+++ Entries shown +++

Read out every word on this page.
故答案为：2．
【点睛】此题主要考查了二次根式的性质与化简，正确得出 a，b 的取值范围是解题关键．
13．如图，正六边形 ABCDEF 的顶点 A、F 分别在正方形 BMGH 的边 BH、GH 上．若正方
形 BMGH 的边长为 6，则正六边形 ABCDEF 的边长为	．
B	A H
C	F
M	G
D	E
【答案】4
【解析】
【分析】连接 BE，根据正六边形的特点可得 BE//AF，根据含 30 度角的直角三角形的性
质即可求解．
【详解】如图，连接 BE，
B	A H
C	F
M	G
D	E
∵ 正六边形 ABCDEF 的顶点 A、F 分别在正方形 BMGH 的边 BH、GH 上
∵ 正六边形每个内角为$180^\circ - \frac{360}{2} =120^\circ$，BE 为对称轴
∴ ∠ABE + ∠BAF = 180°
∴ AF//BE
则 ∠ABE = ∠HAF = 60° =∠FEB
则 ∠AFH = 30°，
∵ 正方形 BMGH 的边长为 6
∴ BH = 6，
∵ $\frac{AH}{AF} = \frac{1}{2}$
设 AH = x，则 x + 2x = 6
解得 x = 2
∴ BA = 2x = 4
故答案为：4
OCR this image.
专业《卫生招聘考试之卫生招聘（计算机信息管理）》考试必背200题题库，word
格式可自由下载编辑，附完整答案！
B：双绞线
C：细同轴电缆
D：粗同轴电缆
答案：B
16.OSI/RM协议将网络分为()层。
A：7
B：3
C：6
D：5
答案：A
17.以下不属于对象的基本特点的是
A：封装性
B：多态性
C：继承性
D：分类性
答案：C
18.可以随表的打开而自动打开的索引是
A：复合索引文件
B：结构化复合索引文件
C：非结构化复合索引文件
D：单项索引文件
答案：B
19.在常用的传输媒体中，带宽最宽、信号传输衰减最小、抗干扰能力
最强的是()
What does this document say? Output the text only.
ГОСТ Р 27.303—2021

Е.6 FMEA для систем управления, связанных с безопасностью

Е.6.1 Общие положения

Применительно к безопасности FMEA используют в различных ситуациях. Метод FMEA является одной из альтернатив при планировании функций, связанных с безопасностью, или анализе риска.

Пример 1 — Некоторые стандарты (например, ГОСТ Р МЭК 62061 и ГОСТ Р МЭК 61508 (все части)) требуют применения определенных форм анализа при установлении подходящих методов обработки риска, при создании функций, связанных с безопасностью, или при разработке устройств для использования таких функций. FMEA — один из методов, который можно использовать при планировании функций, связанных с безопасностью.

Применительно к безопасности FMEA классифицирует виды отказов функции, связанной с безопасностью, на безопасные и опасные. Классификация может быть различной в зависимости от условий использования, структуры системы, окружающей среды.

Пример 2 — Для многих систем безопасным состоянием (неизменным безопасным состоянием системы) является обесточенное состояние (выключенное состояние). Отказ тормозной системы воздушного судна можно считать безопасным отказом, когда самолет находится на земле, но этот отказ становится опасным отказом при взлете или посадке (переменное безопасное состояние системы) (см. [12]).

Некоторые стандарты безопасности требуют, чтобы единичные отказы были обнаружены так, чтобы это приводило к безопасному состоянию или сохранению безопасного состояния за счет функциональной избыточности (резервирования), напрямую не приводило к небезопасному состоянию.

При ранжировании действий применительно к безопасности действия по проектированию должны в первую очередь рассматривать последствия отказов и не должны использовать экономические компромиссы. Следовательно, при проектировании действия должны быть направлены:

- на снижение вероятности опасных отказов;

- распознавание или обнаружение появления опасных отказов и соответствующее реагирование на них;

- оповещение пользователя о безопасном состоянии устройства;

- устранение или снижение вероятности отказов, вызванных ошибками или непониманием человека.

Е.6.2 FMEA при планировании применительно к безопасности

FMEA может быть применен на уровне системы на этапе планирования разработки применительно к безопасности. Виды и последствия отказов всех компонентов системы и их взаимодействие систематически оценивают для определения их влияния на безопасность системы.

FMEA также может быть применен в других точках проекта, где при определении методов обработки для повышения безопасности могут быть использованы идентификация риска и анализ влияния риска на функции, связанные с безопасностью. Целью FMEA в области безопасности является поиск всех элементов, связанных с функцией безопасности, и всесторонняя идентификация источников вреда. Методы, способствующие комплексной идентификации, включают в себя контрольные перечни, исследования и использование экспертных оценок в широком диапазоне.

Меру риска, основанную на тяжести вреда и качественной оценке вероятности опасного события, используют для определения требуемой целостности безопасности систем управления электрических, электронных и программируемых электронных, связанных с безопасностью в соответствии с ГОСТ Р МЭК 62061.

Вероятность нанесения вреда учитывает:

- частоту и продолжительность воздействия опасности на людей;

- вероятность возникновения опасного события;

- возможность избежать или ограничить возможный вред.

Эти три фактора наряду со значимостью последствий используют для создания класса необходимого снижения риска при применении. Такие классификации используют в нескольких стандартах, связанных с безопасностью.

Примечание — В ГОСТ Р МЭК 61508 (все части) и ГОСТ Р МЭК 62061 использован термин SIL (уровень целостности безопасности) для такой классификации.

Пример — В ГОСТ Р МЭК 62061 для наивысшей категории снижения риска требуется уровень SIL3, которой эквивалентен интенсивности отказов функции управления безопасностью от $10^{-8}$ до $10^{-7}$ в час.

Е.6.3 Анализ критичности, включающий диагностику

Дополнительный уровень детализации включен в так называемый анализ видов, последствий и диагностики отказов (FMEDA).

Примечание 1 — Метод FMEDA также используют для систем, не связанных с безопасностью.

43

+++

## Task statement
Identify the lines of the entries containing the string "word". Copy each such line.

## Correct output
Read out every word on this page.
专业《卫生招聘考试之卫生招聘（计算机信息管理）》考试必背200题题库，word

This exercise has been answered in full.